Dataset items:
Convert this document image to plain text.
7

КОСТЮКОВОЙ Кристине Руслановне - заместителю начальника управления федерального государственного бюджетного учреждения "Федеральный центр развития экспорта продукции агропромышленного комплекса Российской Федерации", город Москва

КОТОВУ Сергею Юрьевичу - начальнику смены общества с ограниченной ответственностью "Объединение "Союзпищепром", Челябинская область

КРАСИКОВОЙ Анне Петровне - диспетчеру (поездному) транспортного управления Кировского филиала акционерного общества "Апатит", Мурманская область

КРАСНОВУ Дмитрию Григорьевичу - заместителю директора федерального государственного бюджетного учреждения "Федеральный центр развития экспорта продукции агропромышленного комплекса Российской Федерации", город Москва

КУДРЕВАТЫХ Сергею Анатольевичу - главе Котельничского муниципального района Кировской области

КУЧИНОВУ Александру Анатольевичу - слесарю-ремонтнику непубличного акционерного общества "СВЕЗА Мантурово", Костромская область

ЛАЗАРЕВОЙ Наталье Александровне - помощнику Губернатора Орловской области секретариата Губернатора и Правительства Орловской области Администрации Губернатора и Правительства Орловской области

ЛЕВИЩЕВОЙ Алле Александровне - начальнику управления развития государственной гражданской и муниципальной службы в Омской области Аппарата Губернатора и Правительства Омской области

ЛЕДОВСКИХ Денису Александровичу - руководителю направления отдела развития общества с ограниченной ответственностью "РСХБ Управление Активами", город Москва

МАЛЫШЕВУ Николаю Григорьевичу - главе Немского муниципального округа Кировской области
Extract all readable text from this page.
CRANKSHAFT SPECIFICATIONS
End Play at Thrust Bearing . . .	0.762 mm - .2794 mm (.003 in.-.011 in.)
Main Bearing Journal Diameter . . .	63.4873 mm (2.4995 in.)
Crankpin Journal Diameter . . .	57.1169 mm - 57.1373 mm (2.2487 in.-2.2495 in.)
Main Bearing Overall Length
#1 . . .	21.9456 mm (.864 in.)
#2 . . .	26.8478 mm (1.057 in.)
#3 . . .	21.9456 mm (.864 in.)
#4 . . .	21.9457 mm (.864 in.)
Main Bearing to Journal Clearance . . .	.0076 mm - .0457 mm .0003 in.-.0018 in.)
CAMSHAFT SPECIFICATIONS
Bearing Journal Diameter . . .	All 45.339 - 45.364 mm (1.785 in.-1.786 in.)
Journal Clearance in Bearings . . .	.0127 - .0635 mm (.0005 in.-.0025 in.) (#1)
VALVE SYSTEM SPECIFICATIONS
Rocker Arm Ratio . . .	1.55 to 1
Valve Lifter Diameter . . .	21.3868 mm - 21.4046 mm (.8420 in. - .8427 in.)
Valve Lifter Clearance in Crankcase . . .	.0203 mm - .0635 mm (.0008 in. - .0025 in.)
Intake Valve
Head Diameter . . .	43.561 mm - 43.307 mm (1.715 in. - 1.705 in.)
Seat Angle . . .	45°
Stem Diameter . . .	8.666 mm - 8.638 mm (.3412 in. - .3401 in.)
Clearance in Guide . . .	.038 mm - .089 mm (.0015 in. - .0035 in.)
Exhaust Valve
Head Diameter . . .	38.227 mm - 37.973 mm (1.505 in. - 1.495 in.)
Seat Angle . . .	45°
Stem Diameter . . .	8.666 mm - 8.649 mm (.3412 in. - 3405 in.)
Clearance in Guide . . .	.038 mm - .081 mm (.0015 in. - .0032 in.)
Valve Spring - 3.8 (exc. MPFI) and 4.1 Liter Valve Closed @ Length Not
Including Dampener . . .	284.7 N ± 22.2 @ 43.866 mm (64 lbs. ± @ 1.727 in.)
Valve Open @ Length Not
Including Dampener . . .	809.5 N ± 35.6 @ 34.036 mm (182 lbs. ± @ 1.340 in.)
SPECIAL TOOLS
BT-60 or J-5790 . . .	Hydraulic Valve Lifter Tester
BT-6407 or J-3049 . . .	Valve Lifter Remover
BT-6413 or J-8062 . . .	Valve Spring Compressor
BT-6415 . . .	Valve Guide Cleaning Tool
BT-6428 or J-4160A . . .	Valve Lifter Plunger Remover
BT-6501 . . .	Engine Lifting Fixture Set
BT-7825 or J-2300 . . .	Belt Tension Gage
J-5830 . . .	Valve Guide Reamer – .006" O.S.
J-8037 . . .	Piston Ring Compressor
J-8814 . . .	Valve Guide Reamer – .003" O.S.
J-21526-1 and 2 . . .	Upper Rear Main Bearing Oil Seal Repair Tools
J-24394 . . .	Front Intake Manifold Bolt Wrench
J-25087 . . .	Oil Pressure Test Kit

### [DIRECTIONS]
Take every line above carrying "ограниченной" and return it.

### [SOLUTION TO THIS TASK]
КОТОВУ Сергею Юрьевичу - начальнику смены общества с ограниченной ответственностью "Объединение "Союзпищепром", Челябинская область
ЛЕДОВСКИХ Денису Александровичу - руководителю направления отдела развития общества с ограниченной ответственностью "РСХБ Управление Активами", город Москва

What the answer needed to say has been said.